→ Region annotation records:
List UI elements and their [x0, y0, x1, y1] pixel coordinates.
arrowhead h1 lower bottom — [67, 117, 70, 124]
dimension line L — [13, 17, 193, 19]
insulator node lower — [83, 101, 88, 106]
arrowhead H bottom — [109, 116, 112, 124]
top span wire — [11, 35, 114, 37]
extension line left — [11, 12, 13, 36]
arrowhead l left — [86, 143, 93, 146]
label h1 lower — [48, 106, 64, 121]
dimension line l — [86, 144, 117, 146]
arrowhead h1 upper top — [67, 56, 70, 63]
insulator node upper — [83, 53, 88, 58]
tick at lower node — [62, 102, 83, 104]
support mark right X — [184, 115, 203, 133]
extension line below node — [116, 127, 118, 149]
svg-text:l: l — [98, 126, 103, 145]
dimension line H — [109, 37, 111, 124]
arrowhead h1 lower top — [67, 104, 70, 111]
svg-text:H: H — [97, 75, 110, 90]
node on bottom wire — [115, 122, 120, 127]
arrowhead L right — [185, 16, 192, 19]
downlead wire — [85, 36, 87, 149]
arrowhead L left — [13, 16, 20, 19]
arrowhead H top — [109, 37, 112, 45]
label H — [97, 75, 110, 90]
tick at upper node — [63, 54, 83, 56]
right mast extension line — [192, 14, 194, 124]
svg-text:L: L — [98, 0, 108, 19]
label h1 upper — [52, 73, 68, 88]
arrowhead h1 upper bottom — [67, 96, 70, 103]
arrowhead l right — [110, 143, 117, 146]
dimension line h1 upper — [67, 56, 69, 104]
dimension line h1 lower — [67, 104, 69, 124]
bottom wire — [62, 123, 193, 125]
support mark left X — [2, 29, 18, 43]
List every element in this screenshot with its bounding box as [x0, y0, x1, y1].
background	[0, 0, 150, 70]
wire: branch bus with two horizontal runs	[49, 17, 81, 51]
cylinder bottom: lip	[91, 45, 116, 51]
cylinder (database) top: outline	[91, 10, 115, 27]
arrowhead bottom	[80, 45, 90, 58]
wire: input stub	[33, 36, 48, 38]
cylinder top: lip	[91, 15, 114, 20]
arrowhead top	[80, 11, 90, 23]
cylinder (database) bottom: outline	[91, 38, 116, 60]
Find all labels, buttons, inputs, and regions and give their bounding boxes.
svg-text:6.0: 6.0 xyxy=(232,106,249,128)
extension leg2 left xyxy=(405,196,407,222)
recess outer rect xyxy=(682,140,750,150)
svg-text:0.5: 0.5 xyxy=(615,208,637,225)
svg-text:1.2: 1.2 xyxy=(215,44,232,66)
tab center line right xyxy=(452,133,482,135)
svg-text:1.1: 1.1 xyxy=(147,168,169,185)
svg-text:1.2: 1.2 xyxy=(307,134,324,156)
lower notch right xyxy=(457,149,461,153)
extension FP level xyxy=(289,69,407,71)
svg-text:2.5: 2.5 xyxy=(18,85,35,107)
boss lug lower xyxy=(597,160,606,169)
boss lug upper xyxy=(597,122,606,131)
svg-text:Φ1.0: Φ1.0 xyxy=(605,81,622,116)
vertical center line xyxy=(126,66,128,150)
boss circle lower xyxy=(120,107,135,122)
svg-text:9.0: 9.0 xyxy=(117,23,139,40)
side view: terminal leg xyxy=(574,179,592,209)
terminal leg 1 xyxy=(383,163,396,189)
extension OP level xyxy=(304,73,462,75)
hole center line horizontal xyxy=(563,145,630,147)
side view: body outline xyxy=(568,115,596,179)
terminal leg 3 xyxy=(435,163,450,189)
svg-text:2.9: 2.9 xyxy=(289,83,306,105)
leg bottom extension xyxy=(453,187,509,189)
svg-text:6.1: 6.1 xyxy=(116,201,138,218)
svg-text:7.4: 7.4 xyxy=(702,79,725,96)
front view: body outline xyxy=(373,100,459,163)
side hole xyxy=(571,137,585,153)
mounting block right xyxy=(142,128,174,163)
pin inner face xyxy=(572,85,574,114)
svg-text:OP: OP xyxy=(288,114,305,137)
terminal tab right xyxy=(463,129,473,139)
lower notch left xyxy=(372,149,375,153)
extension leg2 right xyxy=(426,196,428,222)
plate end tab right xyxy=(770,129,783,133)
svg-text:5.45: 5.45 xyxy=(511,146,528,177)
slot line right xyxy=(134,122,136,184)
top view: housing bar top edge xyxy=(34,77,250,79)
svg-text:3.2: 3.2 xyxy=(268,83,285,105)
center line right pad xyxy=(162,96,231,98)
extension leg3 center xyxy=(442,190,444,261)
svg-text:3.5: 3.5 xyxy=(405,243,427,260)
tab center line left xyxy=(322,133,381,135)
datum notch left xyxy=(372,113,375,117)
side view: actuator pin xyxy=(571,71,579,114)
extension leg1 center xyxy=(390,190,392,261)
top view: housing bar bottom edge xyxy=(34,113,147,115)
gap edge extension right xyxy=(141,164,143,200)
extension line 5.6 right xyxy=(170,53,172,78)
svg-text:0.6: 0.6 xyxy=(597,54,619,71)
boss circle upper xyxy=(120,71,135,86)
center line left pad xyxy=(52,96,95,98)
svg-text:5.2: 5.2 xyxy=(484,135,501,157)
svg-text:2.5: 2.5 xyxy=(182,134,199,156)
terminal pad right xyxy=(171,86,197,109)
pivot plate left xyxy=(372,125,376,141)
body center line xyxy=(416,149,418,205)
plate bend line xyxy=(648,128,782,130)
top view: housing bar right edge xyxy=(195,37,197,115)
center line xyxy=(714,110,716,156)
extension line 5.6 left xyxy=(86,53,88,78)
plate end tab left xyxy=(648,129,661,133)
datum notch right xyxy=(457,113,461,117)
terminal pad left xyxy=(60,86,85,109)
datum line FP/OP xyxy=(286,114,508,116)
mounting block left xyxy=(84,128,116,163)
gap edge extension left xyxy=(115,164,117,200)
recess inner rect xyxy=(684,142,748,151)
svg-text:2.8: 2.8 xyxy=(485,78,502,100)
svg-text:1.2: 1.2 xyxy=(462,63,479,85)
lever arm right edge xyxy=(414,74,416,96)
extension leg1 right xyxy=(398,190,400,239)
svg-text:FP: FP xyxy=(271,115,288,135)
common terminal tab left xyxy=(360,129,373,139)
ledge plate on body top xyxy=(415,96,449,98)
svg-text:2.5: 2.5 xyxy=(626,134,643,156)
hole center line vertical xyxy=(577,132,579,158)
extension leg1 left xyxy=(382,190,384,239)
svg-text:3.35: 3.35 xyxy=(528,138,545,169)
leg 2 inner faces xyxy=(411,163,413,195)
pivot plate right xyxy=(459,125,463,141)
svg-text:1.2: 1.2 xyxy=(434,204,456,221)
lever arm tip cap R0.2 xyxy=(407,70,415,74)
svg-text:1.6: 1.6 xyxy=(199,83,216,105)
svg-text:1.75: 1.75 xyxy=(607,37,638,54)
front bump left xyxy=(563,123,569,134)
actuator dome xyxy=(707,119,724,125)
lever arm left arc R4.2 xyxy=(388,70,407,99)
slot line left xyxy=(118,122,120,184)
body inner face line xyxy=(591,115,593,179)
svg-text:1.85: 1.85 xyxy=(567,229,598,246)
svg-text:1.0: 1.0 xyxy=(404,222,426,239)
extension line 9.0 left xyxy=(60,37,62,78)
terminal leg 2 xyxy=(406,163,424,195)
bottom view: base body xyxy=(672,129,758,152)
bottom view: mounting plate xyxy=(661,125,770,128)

→ Exercise prompt:
Reproduce all of the entries above verbatim, line for line.

→ Expected answer:
List UI elements and their [x0, y0, x1, y1] pixel coordinates.
arrowhead h1 lower bottom — [67, 117, 70, 124]
dimension line L — [13, 17, 193, 19]
insulator node lower — [83, 101, 88, 106]
arrowhead H bottom — [109, 116, 112, 124]
top span wire — [11, 35, 114, 37]
extension line left — [11, 12, 13, 36]
arrowhead l left — [86, 143, 93, 146]
label h1 lower — [48, 106, 64, 121]
dimension line l — [86, 144, 117, 146]
arrowhead h1 upper top — [67, 56, 70, 63]
insulator node upper — [83, 53, 88, 58]
tick at lower node — [62, 102, 83, 104]
support mark right X — [184, 115, 203, 133]
extension line below node — [116, 127, 118, 149]
svg-text:l: l — [98, 126, 103, 145]
dimension line H — [109, 37, 111, 124]
arrowhead h1 lower top — [67, 104, 70, 111]
svg-text:H: H — [97, 75, 110, 90]
node on bottom wire — [115, 122, 120, 127]
arrowhead L right — [185, 16, 192, 19]
downlead wire — [85, 36, 87, 149]
arrowhead L left — [13, 16, 20, 19]
arrowhead H top — [109, 37, 112, 45]
label H — [97, 75, 110, 90]
tick at upper node — [63, 54, 83, 56]
right mast extension line — [192, 14, 194, 124]
svg-text:L: L — [98, 0, 108, 19]
label h1 upper — [52, 73, 68, 88]
arrowhead h1 upper bottom — [67, 96, 70, 103]
arrowhead l right — [110, 143, 117, 146]
dimension line h1 upper — [67, 56, 69, 104]
dimension line h1 lower — [67, 104, 69, 124]
bottom wire — [62, 123, 193, 125]
support mark left X — [2, 29, 18, 43]
List every element in this screenshot with its bounding box as [x0, y0, x1, y1].
background	[0, 0, 150, 70]
wire: branch bus with two horizontal runs	[49, 17, 81, 51]
cylinder bottom: lip	[91, 45, 116, 51]
cylinder (database) top: outline	[91, 10, 115, 27]
arrowhead bottom	[80, 45, 90, 58]
wire: input stub	[33, 36, 48, 38]
cylinder top: lip	[91, 15, 114, 20]
arrowhead top	[80, 11, 90, 23]
cylinder (database) bottom: outline	[91, 38, 116, 60]
Find all labels, buttons, inputs, and regions and give their bounding boxes.
svg-text:6.0: 6.0 xyxy=(232,106,249,128)
extension leg2 left xyxy=(405,196,407,222)
recess outer rect xyxy=(682,140,750,150)
svg-text:0.5: 0.5 xyxy=(615,208,637,225)
svg-text:1.2: 1.2 xyxy=(215,44,232,66)
tab center line right xyxy=(452,133,482,135)
svg-text:1.1: 1.1 xyxy=(147,168,169,185)
svg-text:1.2: 1.2 xyxy=(307,134,324,156)
lower notch right xyxy=(457,149,461,153)
extension FP level xyxy=(289,69,407,71)
svg-text:2.5: 2.5 xyxy=(18,85,35,107)
boss lug lower xyxy=(597,160,606,169)
boss lug upper xyxy=(597,122,606,131)
svg-text:Φ1.0: Φ1.0 xyxy=(605,81,622,116)
vertical center line xyxy=(126,66,128,150)
boss circle lower xyxy=(120,107,135,122)
svg-text:9.0: 9.0 xyxy=(117,23,139,40)
side view: terminal leg xyxy=(574,179,592,209)
terminal leg 1 xyxy=(383,163,396,189)
extension OP level xyxy=(304,73,462,75)
hole center line horizontal xyxy=(563,145,630,147)
side view: body outline xyxy=(568,115,596,179)
terminal leg 3 xyxy=(435,163,450,189)
svg-text:2.9: 2.9 xyxy=(289,83,306,105)
leg bottom extension xyxy=(453,187,509,189)
svg-text:6.1: 6.1 xyxy=(116,201,138,218)
svg-text:7.4: 7.4 xyxy=(702,79,725,96)
front view: body outline xyxy=(373,100,459,163)
side hole xyxy=(571,137,585,153)
mounting block right xyxy=(142,128,174,163)
pin inner face xyxy=(572,85,574,114)
svg-text:OP: OP xyxy=(288,114,305,137)
terminal tab right xyxy=(463,129,473,139)
lower notch left xyxy=(372,149,375,153)
extension leg2 right xyxy=(426,196,428,222)
plate end tab right xyxy=(770,129,783,133)
svg-text:5.45: 5.45 xyxy=(511,146,528,177)
slot line right xyxy=(134,122,136,184)
top view: housing bar top edge xyxy=(34,77,250,79)
svg-text:3.2: 3.2 xyxy=(268,83,285,105)
center line right pad xyxy=(162,96,231,98)
extension leg3 center xyxy=(442,190,444,261)
svg-text:3.5: 3.5 xyxy=(405,243,427,260)
tab center line left xyxy=(322,133,381,135)
datum notch left xyxy=(372,113,375,117)
side view: actuator pin xyxy=(571,71,579,114)
extension leg1 center xyxy=(390,190,392,261)
top view: housing bar bottom edge xyxy=(34,113,147,115)
gap edge extension right xyxy=(141,164,143,200)
extension line 5.6 right xyxy=(170,53,172,78)
svg-text:0.6: 0.6 xyxy=(597,54,619,71)
boss circle upper xyxy=(120,71,135,86)
center line left pad xyxy=(52,96,95,98)
svg-text:5.2: 5.2 xyxy=(484,135,501,157)
svg-text:2.5: 2.5 xyxy=(182,134,199,156)
terminal pad right xyxy=(171,86,197,109)
pivot plate left xyxy=(372,125,376,141)
body center line xyxy=(416,149,418,205)
plate bend line xyxy=(648,128,782,130)
top view: housing bar right edge xyxy=(195,37,197,115)
center line xyxy=(714,110,716,156)
extension line 5.6 left xyxy=(86,53,88,78)
plate end tab left xyxy=(648,129,661,133)
datum notch right xyxy=(457,113,461,117)
terminal pad left xyxy=(60,86,85,109)
datum line FP/OP xyxy=(286,114,508,116)
mounting block left xyxy=(84,128,116,163)
gap edge extension left xyxy=(115,164,117,200)
recess inner rect xyxy=(684,142,748,151)
svg-text:2.8: 2.8 xyxy=(485,78,502,100)
svg-text:1.2: 1.2 xyxy=(462,63,479,85)
lever arm right edge xyxy=(414,74,416,96)
extension leg1 right xyxy=(398,190,400,239)
svg-text:FP: FP xyxy=(271,115,288,135)
common terminal tab left xyxy=(360,129,373,139)
ledge plate on body top xyxy=(415,96,449,98)
svg-text:2.5: 2.5 xyxy=(626,134,643,156)
hole center line vertical xyxy=(577,132,579,158)
extension leg1 left xyxy=(382,190,384,239)
svg-text:3.35: 3.35 xyxy=(528,138,545,169)
leg 2 inner faces xyxy=(411,163,413,195)
pivot plate right xyxy=(459,125,463,141)
svg-text:1.2: 1.2 xyxy=(434,204,456,221)
lever arm tip cap R0.2 xyxy=(407,70,415,74)
svg-text:1.6: 1.6 xyxy=(199,83,216,105)
svg-text:1.75: 1.75 xyxy=(607,37,638,54)
front bump left xyxy=(563,123,569,134)
actuator dome xyxy=(707,119,724,125)
lever arm left arc R4.2 xyxy=(388,70,407,99)
slot line left xyxy=(118,122,120,184)
body inner face line xyxy=(591,115,593,179)
svg-text:1.85: 1.85 xyxy=(567,229,598,246)
svg-text:1.0: 1.0 xyxy=(404,222,426,239)
extension line 9.0 left xyxy=(60,37,62,78)
terminal leg 2 xyxy=(406,163,424,195)
bottom view: base body xyxy=(672,129,758,152)
bottom view: mounting plate xyxy=(661,125,770,128)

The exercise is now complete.